## Input for this task
• • • • • • •
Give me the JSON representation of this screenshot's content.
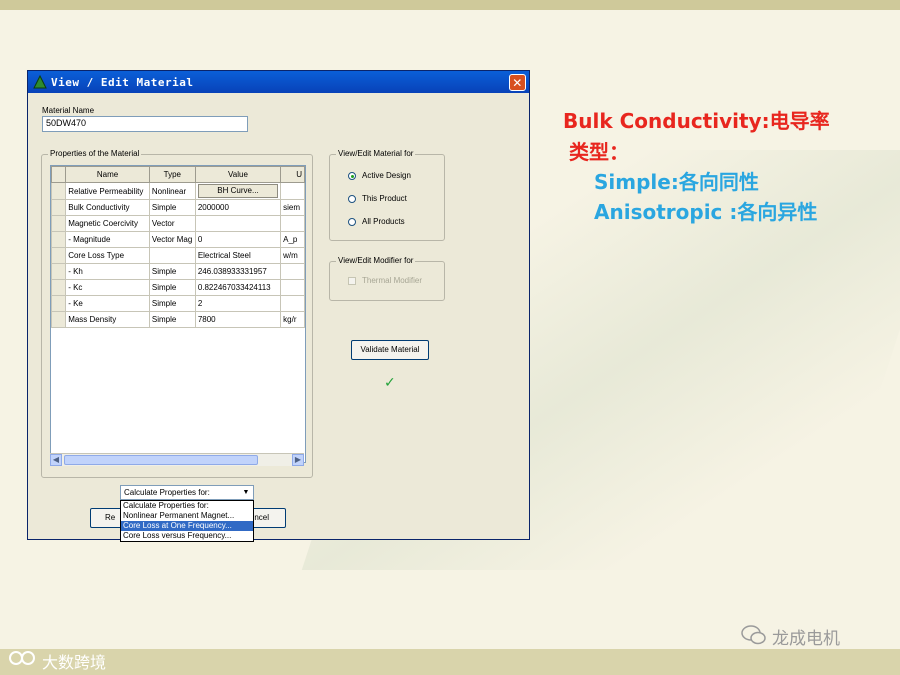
{
  "dialog": {
    "title": "View / Edit Material",
    "close_symbol": "✕",
    "material_name_label": "Material Name",
    "material_name_value": "50DW470",
    "properties_group_label": "Properties of the Material",
    "columns": [
      "Name",
      "Type",
      "Value",
      "U"
    ],
    "rows": [
      {
        "name": "Relative Permeability",
        "type": "Nonlinear",
        "value": "BH Curve...",
        "unit": "",
        "is_button": true
      },
      {
        "name": "Bulk Conductivity",
        "type": "Simple",
        "value": "2000000",
        "unit": "siem"
      },
      {
        "name": "Magnetic Coercivity",
        "type": "Vector",
        "value": "",
        "unit": ""
      },
      {
        "name": "- Magnitude",
        "type": "Vector Mag",
        "value": "0",
        "unit": "A_p"
      },
      {
        "name": "Core Loss Type",
        "type": "",
        "value": "Electrical Steel",
        "unit": "w/m"
      },
      {
        "name": "- Kh",
        "type": "Simple",
        "value": "246.038933331957",
        "unit": ""
      },
      {
        "name": "- Kc",
        "type": "Simple",
        "value": "0.822467033424113",
        "unit": ""
      },
      {
        "name": "- Ke",
        "type": "Simple",
        "value": "2",
        "unit": ""
      },
      {
        "name": "Mass Density",
        "type": "Simple",
        "value": "7800",
        "unit": "kg/r"
      }
    ],
    "view_edit_for_label": "View/Edit Material for",
    "view_edit_options": [
      "Active Design",
      "This Product",
      "All Products"
    ],
    "view_edit_selected": "Active Design",
    "modifier_label": "View/Edit Modifier for",
    "thermal_modifier_label": "Thermal Modifier",
    "validate_button": "Validate Material",
    "validate_check": "✓",
    "calc_combo_value": "Calculate Properties for:",
    "calc_options": [
      "Calculate Properties for:",
      "Nonlinear Permanent Magnet...",
      "Core Loss at One Frequency...",
      "Core Loss versus Frequency..."
    ],
    "calc_selected": "Core Loss at One Frequency...",
    "reset_button_partial": "Re",
    "cancel_button_partial": "ncel"
  },
  "slide": {
    "line1": "Bulk Conductivity:电导率",
    "line2": "类型：",
    "line3": "Simple:各向同性",
    "line4": "Anisotropic :各向异性"
  },
  "colors": {
    "red": "#e8261e",
    "blue": "#2aa6e0"
  },
  "watermarks": {
    "right": "龙成电机",
    "left": "大数跨境"
  }
}
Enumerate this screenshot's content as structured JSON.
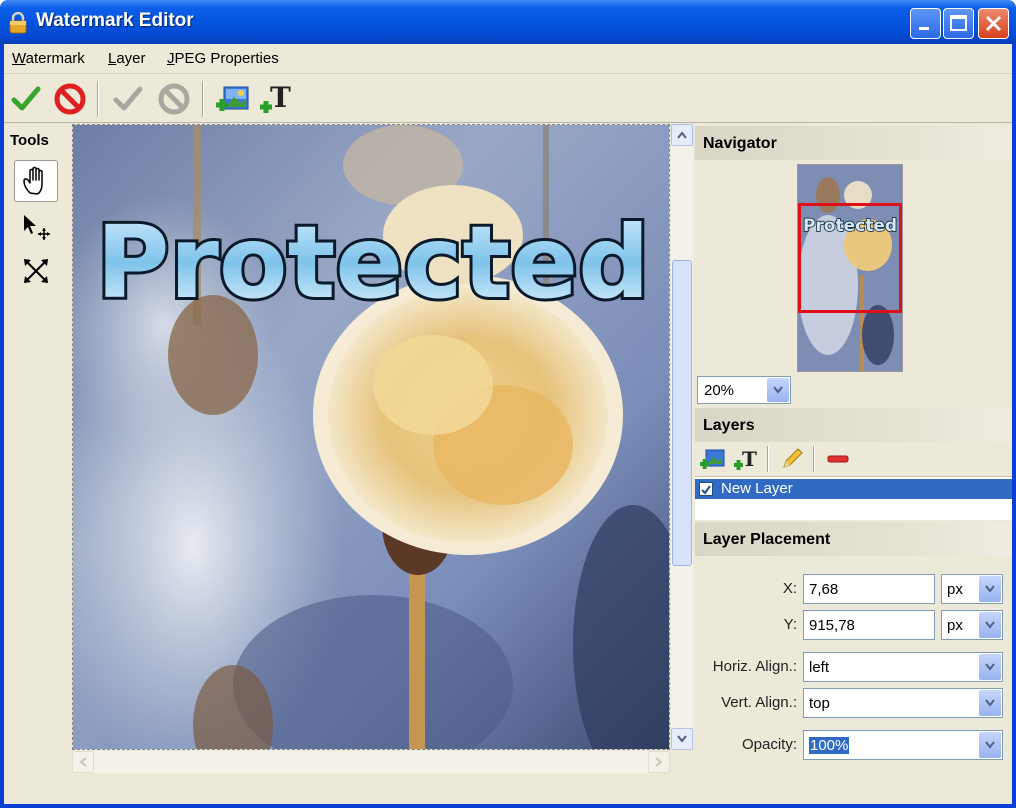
{
  "window": {
    "title": "Watermark Editor"
  },
  "menu": [
    {
      "key": "W",
      "rest": "atermark"
    },
    {
      "key": "L",
      "rest": "ayer"
    },
    {
      "key": "J",
      "rest": "PEG Properties"
    }
  ],
  "toolbar": {
    "buttons": [
      "apply-icon",
      "cancel-icon",
      "apply-disabled-icon",
      "cancel-disabled-icon",
      "add-image-layer-icon",
      "add-text-layer-icon"
    ]
  },
  "tools": {
    "label": "Tools",
    "items": [
      "hand-tool-icon",
      "move-tool-icon",
      "fit-tool-icon"
    ]
  },
  "canvas": {
    "watermark_text": "Protected"
  },
  "navigator": {
    "title": "Navigator",
    "zoom": "20%",
    "thumb_text": "Protected"
  },
  "layers": {
    "title": "Layers",
    "items": [
      {
        "label": "New Layer",
        "checked": true
      }
    ]
  },
  "placement": {
    "title": "Layer Placement",
    "x_label": "X:",
    "x_value": "7,68",
    "x_unit": "px",
    "y_label": "Y:",
    "y_value": "915,78",
    "y_unit": "px",
    "halign_label": "Horiz. Align.:",
    "halign_value": "left",
    "valign_label": "Vert. Align.:",
    "valign_value": "top",
    "opacity_label": "Opacity:",
    "opacity_value": "100%"
  },
  "colors": {
    "titlebar": "#0554e0",
    "client": "#ece9d8",
    "selection": "#316ac5",
    "nav_frame": "#e0101a"
  }
}
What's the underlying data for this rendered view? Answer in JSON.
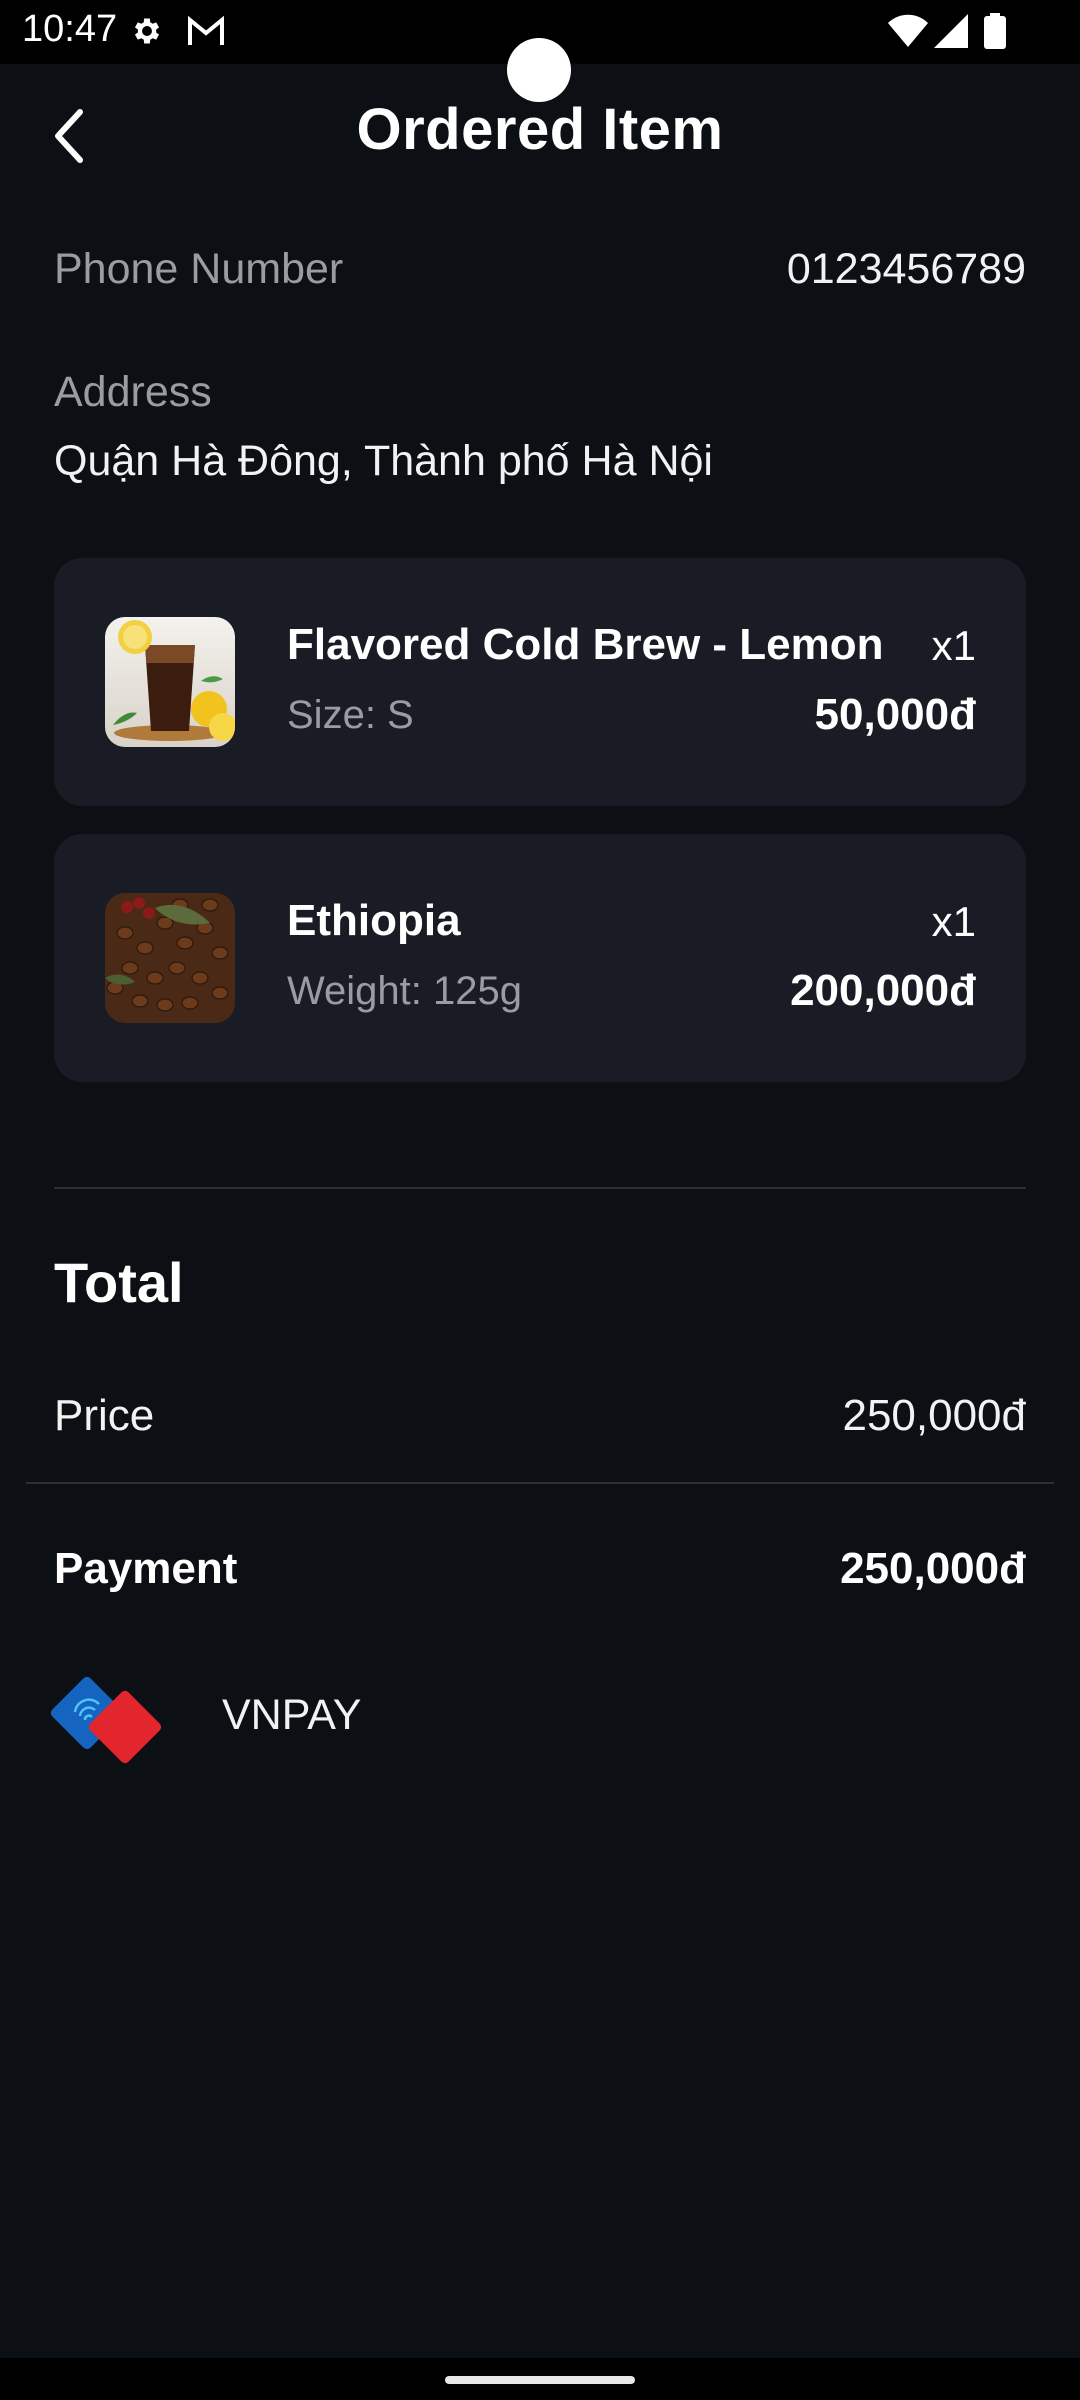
{
  "status_bar": {
    "time": "10:47",
    "icons": [
      "gear-icon",
      "gmail-icon",
      "wifi-icon",
      "signal-icon",
      "battery-icon"
    ]
  },
  "header": {
    "title": "Ordered Item",
    "back_icon": "chevron-left-icon"
  },
  "contact": {
    "phone_label": "Phone Number",
    "phone_value": "0123456789",
    "address_label": "Address",
    "address_value": "Quận Hà Đông, Thành phố Hà Nội"
  },
  "items": [
    {
      "name": "Flavored Cold Brew - Lemon",
      "detail": "Size: S",
      "quantity": "x1",
      "price": "50,000đ",
      "image": "iced-coffee-lemon-image"
    },
    {
      "name": "Ethiopia",
      "detail": "Weight: 125g",
      "quantity": "x1",
      "price": "200,000đ",
      "image": "coffee-beans-image"
    }
  ],
  "summary": {
    "total_title": "Total",
    "price_label": "Price",
    "price_value": "250,000đ",
    "payment_label": "Payment",
    "payment_value": "250,000đ"
  },
  "payment_method": {
    "name": "VNPAY",
    "logo": "vnpay-logo",
    "colors": {
      "blue": "#1565c0",
      "red": "#e3262d"
    }
  },
  "theme": {
    "background": "#0c0f14",
    "card": "#191c24",
    "muted_text": "#9a9ca2"
  }
}
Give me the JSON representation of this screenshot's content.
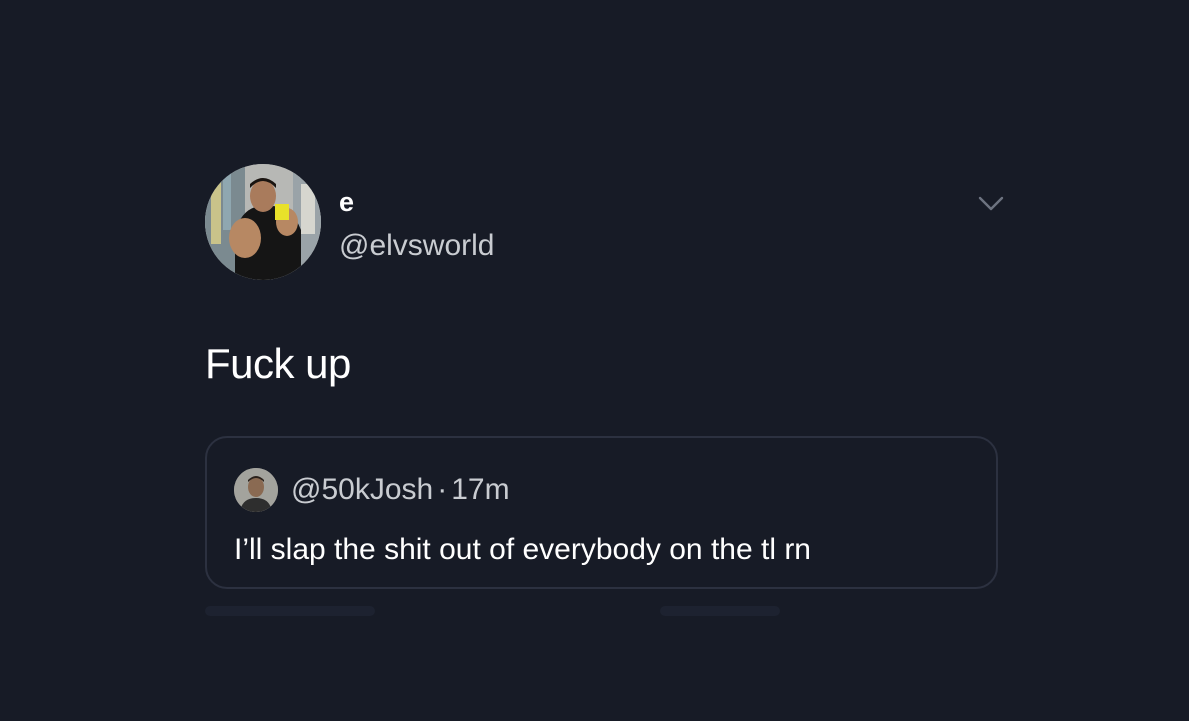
{
  "tweet": {
    "author": {
      "display_name": "e",
      "handle": "@elvsworld",
      "avatar_icon": "profile-photo"
    },
    "menu_icon": "chevron-down-icon",
    "text": "Fuck up",
    "quoted_tweet": {
      "handle": "@50kJosh",
      "separator": "·",
      "time": "17m",
      "avatar_icon": "profile-photo",
      "text": "I’ll slap the shit out of everybody on the tl rn"
    }
  },
  "colors": {
    "background": "#171b26",
    "card_border": "#2c3140",
    "secondary_text": "#c9ccd1",
    "primary_text": "#ffffff"
  }
}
• • • • • • •
## Exercise goal
Display every line of the listing that contains the string "chevron".

## Response below
    "back_icon": "chevron-left-icon"
    "menu_icon": "chevron-down-icon",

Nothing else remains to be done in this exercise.